WHAT TO PRODUCE - Copy the lines of the data below exactly, from the line containing "List each element" through the line containing "x-tick-label: 6×10² (734, 572, 788, 592)", including both of those lines.

LISTED RECORDS -
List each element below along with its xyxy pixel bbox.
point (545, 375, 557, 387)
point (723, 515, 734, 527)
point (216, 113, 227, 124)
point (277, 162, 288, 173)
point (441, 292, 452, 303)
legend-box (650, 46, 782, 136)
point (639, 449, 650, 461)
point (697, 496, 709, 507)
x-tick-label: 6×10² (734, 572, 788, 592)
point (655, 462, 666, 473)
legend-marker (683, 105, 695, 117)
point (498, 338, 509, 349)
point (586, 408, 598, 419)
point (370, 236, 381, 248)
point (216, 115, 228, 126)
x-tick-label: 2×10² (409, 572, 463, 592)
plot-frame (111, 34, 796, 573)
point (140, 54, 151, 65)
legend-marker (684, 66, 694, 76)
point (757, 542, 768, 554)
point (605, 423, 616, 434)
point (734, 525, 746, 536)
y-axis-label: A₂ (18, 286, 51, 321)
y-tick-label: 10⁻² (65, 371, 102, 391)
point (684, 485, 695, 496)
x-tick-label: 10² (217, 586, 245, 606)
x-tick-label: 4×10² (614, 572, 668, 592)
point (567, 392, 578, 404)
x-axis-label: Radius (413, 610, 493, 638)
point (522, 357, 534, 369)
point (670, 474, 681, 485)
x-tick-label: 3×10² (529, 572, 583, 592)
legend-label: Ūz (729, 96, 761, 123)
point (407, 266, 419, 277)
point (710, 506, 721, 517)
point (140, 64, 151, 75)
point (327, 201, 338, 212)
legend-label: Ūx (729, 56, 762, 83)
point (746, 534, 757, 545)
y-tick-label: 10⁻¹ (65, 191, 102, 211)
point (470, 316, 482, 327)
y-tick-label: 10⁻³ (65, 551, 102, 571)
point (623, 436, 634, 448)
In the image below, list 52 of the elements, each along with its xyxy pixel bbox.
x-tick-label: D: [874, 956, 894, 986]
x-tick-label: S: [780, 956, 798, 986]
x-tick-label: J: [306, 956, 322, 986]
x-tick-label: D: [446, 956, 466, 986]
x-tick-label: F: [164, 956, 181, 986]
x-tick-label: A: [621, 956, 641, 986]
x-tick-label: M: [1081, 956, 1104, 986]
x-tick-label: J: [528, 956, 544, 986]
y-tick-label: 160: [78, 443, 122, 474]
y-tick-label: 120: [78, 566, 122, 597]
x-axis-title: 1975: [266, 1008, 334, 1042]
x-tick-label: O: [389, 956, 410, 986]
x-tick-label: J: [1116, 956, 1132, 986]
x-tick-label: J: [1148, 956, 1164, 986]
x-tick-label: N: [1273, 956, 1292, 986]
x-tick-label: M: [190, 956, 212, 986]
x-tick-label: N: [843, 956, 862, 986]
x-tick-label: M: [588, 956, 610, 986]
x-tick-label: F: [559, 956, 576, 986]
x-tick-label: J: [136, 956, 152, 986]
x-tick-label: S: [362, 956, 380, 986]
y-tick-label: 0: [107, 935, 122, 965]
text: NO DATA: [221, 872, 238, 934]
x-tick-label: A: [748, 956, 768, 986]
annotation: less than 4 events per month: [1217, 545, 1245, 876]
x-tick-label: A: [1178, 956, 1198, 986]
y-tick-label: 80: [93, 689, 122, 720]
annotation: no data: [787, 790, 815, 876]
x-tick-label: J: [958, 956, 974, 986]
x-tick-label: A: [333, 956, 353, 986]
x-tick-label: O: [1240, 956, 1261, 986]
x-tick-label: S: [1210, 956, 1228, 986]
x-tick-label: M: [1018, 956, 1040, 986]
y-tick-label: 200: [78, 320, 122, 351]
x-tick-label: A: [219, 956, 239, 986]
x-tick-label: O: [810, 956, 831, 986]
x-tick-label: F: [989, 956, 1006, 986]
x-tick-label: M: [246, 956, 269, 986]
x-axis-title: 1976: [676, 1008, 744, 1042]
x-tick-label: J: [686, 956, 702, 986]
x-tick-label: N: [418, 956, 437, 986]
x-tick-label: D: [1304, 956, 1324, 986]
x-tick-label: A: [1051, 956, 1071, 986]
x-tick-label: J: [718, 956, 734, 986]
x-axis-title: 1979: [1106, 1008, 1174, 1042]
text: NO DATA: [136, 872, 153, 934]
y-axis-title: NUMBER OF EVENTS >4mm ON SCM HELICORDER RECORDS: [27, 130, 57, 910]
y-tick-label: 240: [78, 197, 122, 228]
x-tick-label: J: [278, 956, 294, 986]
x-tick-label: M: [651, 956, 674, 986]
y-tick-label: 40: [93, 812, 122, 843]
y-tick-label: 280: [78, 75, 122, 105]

* * *

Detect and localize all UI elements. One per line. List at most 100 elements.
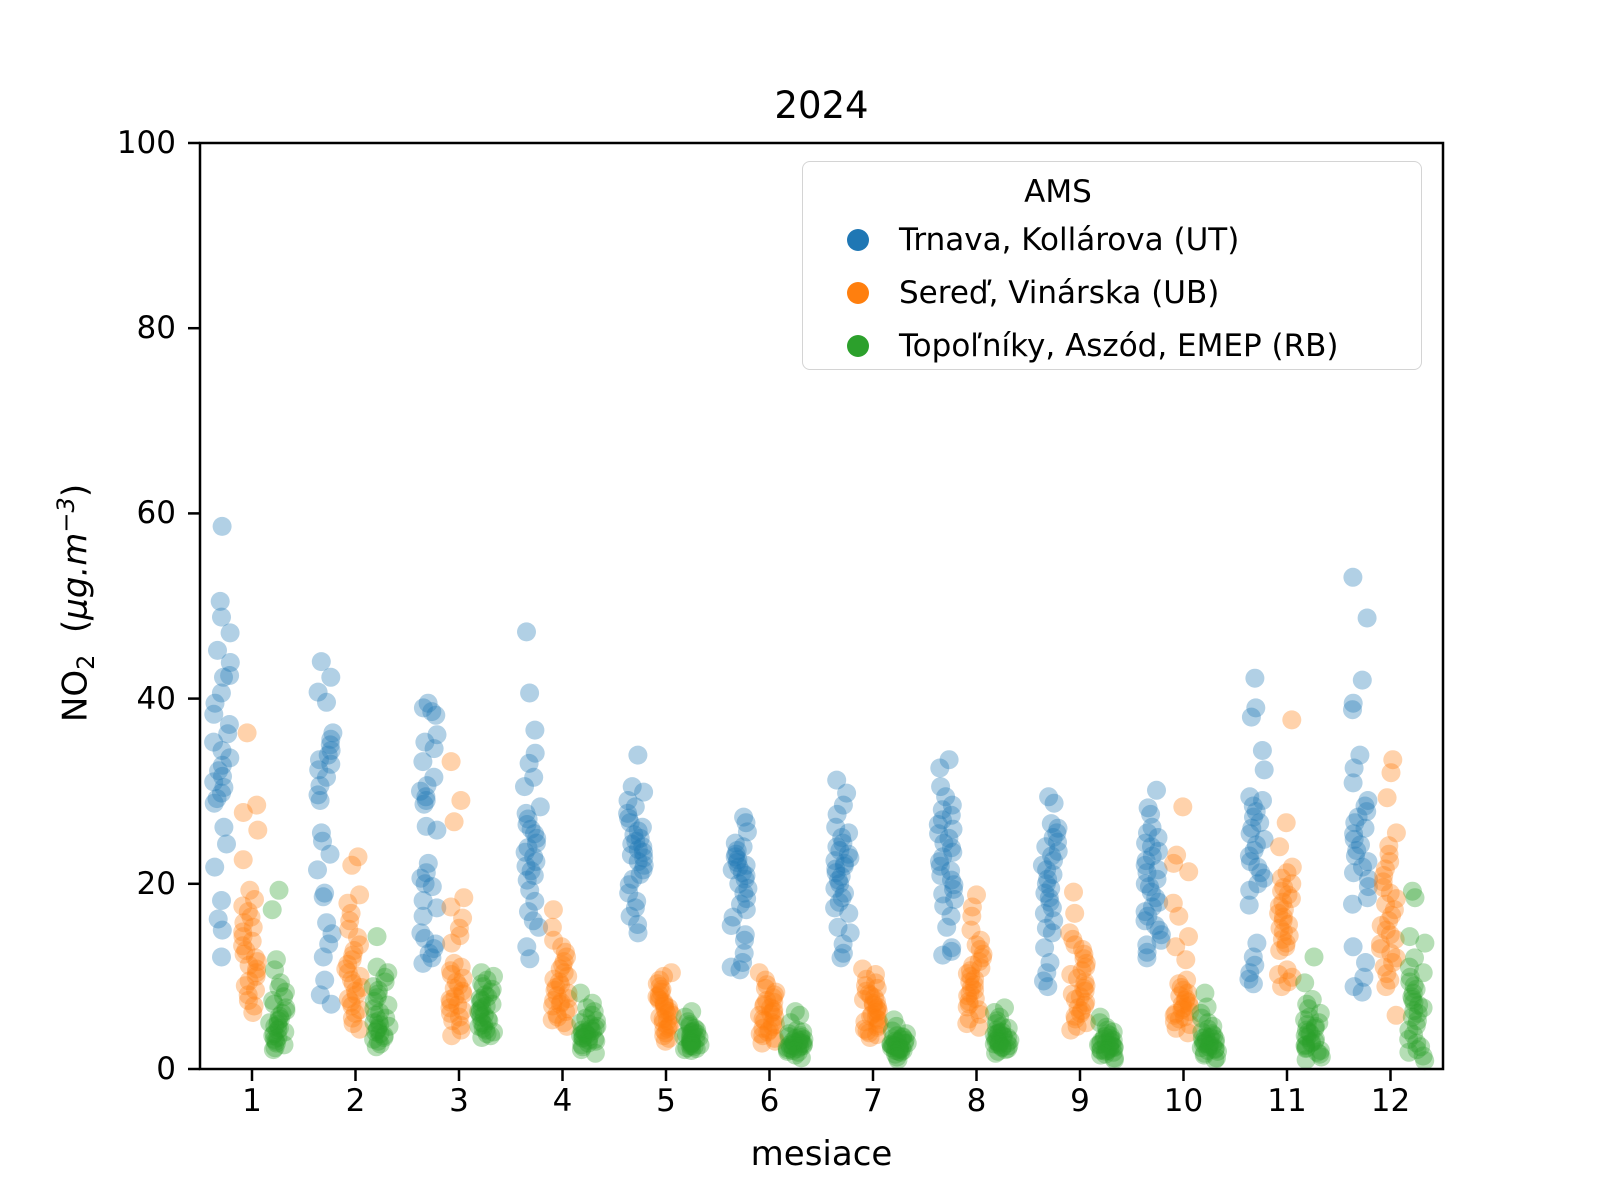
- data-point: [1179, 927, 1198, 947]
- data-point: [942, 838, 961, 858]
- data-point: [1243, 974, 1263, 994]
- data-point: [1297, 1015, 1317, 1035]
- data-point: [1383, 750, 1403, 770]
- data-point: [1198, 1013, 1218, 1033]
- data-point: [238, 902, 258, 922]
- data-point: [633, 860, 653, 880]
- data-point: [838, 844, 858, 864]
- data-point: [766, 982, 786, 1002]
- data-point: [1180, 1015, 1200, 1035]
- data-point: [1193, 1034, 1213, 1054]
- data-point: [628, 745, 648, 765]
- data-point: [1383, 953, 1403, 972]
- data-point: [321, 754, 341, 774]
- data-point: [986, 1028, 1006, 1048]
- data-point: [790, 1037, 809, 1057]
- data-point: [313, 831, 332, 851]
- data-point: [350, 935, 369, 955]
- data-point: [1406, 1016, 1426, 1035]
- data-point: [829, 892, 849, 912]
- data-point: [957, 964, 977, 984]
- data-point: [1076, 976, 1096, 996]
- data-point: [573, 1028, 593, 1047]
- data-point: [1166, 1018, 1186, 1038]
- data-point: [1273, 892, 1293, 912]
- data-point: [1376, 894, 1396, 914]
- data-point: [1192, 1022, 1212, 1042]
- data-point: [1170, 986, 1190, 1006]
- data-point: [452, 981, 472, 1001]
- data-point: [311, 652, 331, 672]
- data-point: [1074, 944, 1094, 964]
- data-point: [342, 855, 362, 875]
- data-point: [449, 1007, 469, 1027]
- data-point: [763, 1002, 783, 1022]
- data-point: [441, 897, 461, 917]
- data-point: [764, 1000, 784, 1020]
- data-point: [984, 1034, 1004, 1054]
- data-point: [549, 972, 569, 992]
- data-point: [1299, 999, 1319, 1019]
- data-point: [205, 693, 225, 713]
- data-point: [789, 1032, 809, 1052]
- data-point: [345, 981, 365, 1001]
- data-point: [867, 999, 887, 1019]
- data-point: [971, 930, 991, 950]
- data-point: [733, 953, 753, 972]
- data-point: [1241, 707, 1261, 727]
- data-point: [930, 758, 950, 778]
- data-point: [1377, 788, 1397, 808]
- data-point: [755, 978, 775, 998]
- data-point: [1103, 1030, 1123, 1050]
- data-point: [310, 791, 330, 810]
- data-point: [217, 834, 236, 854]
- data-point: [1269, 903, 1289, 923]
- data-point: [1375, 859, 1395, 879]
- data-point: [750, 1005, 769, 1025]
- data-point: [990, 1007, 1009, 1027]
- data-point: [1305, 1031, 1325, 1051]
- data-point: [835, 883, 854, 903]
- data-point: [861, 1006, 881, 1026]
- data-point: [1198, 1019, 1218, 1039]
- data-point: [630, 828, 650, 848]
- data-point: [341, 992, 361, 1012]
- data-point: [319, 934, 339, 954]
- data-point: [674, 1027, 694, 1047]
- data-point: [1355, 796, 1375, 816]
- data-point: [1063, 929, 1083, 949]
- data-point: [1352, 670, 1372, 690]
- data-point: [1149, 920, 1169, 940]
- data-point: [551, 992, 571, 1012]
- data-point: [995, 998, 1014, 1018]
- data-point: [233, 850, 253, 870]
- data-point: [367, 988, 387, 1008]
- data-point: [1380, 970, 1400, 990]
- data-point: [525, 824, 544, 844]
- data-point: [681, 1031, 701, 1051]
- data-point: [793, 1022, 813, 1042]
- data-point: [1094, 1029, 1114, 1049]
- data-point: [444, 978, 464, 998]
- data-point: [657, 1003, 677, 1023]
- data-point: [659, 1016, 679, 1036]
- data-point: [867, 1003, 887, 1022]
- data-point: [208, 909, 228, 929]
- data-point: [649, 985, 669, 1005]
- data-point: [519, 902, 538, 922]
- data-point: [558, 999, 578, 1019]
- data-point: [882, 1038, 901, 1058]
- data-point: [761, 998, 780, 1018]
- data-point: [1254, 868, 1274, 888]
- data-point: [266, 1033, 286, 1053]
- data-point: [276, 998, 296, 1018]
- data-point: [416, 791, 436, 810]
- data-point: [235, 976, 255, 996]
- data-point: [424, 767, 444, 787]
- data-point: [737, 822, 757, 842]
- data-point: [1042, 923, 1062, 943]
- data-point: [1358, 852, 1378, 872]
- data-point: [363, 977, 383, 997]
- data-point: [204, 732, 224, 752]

RESULT FOR THIS EXERCISE -
List each element below along with its xyxy pixel bbox.
point (545, 375, 557, 387)
point (723, 515, 734, 527)
point (216, 113, 227, 124)
point (277, 162, 288, 173)
point (441, 292, 452, 303)
legend-box (650, 46, 782, 136)
point (639, 449, 650, 461)
point (697, 496, 709, 507)
x-tick-label: 6×10² (734, 572, 788, 592)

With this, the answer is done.